--- DATA EXCERPTS ---

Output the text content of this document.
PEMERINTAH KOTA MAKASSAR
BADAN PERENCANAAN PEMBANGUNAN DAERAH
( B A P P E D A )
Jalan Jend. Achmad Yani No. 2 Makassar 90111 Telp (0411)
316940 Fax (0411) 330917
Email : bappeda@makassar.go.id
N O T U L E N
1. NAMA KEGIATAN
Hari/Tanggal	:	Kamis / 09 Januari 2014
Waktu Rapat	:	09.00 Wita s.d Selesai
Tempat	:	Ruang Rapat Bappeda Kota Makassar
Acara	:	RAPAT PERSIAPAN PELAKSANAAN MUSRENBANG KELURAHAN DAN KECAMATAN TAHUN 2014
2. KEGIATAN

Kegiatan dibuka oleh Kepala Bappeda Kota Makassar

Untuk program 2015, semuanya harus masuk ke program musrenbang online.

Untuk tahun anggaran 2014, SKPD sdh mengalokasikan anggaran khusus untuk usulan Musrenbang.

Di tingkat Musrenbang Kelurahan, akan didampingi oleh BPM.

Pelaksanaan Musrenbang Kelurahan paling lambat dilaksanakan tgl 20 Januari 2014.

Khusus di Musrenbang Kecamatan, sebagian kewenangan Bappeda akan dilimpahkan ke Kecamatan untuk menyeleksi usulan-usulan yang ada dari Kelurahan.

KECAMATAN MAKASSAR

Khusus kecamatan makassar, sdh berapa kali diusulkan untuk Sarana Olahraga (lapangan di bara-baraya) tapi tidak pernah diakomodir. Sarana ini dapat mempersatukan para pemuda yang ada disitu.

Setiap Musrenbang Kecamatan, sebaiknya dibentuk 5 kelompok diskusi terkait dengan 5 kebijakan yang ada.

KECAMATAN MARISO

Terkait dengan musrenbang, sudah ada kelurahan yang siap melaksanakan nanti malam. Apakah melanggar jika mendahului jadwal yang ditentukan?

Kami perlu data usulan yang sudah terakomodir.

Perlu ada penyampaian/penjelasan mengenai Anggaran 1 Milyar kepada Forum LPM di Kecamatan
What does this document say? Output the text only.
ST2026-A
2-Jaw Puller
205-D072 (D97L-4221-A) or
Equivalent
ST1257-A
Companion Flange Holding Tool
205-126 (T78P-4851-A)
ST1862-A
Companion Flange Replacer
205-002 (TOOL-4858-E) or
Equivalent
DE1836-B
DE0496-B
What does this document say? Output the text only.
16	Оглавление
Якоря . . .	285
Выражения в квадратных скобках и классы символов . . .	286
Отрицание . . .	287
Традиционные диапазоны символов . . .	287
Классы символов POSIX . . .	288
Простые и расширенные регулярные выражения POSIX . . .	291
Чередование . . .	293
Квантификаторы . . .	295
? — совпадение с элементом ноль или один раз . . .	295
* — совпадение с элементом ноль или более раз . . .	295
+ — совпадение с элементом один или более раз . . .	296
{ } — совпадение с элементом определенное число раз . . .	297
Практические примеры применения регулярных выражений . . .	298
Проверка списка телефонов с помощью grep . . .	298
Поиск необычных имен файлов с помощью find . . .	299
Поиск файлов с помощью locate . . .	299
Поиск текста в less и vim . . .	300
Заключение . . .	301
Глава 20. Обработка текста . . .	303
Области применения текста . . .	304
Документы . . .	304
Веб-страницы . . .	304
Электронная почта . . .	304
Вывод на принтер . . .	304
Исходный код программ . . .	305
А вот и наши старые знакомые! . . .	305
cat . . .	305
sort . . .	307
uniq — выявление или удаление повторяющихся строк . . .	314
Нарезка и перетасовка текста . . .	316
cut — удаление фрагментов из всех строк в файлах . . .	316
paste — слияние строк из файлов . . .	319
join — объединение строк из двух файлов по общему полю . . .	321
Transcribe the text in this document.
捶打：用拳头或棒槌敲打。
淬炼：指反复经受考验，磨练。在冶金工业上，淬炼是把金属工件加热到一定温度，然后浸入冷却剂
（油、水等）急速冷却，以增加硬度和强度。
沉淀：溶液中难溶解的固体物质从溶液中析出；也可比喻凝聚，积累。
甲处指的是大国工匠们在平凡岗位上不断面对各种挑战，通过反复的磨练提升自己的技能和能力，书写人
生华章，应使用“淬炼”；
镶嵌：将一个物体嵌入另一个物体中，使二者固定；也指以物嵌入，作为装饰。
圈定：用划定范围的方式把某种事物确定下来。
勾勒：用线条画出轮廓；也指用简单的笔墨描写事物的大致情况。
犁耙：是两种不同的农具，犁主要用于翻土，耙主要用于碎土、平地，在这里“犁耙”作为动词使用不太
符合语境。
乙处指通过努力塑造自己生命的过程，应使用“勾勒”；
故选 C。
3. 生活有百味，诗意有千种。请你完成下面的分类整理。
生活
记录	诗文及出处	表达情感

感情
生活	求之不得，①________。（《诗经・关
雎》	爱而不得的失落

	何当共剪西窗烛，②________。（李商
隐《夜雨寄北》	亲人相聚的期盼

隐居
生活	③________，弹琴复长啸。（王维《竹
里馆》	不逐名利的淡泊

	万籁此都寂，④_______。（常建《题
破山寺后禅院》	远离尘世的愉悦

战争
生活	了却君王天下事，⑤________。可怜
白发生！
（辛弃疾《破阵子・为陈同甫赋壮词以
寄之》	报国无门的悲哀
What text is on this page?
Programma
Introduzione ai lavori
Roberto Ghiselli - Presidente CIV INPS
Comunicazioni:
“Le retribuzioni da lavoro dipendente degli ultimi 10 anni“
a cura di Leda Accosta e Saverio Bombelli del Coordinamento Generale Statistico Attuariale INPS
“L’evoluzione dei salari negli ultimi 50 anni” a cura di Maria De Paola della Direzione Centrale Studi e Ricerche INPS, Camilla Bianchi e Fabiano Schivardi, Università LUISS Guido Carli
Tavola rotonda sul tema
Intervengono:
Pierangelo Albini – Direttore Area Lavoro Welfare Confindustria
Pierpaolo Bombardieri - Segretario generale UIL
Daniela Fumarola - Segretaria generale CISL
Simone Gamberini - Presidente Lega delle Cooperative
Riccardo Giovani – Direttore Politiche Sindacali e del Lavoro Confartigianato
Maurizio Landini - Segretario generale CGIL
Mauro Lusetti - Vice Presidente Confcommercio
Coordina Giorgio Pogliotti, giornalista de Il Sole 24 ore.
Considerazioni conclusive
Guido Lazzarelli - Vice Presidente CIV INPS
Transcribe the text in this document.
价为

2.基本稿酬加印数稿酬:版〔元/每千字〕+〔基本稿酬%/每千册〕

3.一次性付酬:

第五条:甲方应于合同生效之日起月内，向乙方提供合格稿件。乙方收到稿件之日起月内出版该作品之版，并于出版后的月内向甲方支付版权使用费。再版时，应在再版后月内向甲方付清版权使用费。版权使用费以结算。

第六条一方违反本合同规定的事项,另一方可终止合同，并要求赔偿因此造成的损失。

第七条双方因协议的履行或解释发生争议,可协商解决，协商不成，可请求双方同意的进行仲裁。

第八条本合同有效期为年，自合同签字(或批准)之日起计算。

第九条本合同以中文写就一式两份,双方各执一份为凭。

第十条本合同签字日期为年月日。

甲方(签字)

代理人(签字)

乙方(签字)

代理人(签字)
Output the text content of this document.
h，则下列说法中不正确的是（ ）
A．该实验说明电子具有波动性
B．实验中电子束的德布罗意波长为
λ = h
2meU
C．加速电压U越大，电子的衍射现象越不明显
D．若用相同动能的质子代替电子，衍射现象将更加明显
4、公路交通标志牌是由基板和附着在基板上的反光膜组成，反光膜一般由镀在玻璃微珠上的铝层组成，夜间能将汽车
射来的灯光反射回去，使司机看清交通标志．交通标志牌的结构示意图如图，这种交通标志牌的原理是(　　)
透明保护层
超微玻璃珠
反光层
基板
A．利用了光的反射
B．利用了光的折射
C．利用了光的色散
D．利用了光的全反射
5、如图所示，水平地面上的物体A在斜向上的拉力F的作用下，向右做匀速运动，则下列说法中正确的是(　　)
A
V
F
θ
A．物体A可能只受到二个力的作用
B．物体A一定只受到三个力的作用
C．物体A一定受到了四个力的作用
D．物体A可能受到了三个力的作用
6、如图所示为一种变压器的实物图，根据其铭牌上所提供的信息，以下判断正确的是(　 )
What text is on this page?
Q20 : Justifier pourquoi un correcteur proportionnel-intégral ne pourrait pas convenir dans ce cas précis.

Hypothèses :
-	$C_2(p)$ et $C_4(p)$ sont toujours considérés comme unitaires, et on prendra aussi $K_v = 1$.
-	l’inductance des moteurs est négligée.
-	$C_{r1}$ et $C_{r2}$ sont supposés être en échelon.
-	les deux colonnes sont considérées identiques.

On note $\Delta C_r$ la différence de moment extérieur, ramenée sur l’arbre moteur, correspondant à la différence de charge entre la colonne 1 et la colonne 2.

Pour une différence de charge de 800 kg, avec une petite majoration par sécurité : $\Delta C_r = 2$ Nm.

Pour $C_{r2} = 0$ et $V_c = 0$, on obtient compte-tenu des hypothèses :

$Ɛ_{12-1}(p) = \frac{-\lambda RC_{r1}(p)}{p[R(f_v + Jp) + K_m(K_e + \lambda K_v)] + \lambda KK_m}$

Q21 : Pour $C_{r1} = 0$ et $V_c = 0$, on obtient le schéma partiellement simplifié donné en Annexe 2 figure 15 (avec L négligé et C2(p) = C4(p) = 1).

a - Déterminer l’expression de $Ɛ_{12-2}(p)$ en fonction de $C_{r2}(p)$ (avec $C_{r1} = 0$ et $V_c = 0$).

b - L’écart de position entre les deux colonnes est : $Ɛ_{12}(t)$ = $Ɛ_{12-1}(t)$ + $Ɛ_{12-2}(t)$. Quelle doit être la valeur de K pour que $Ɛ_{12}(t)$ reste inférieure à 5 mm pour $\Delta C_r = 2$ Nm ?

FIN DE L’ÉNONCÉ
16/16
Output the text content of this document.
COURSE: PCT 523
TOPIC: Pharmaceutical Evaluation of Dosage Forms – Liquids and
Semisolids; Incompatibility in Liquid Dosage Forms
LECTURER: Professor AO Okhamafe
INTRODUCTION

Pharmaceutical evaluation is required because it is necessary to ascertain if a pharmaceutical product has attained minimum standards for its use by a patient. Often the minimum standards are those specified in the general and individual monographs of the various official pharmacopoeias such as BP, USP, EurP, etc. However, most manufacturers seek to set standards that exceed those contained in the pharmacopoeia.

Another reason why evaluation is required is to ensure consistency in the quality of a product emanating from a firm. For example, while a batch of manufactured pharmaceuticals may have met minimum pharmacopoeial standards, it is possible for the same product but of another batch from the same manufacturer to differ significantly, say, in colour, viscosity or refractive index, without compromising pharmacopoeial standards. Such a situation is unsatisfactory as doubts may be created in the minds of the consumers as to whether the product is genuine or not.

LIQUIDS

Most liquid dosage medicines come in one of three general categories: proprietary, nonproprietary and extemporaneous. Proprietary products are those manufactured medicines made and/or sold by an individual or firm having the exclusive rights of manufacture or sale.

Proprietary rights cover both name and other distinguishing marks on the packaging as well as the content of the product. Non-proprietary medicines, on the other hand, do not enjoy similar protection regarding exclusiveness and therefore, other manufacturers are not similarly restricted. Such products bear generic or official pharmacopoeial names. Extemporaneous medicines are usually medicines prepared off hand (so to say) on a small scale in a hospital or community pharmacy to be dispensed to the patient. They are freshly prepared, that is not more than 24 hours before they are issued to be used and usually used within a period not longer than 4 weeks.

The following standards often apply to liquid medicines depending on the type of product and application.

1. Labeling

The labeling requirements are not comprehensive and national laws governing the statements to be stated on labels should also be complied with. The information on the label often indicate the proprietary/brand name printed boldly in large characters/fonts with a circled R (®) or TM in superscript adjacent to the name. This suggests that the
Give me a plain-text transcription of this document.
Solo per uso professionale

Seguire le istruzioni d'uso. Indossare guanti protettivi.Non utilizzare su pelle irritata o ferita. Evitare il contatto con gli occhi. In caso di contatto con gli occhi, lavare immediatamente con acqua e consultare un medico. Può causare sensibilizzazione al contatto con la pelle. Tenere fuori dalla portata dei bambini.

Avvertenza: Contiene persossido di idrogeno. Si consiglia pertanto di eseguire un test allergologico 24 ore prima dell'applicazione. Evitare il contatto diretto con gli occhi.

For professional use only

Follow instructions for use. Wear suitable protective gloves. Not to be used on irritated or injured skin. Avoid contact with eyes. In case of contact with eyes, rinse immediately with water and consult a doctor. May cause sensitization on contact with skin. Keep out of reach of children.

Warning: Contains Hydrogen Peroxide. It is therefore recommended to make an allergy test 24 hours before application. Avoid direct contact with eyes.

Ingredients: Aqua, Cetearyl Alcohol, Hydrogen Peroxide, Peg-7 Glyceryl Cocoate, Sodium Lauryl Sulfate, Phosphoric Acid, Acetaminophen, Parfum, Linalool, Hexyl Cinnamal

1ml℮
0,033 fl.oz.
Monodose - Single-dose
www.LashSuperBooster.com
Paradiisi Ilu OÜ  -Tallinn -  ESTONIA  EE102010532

---

→ **STATED PROBLEM**
Search the entries for the word "medicines", then gather every line that has it.

→ **FINISHED EXERCISE**
Most liquid dosage medicines come in one of three general categories: proprietary, nonproprietary and extemporaneous. Proprietary products are those manufactured medicines made and/or sold by an individual or firm having the exclusive rights of manufacture or sale.
Proprietary rights cover both name and other distinguishing marks on the packaging as well as the content of the product. Non-proprietary medicines, on the other hand, do not enjoy similar protection regarding exclusiveness and therefore, other manufacturers are not similarly restricted. Such products bear generic or official pharmacopoeial names. Extemporaneous medicines are usually medicines prepared off hand (so to say) on a small scale in a hospital or community pharmacy to be dispensed to the patient. They are freshly prepared, that is not more than 24 hours before they are issued to be used and usually used within a period not longer than 4 weeks.
The following standards often apply to liquid medicines depending on the type of product and application.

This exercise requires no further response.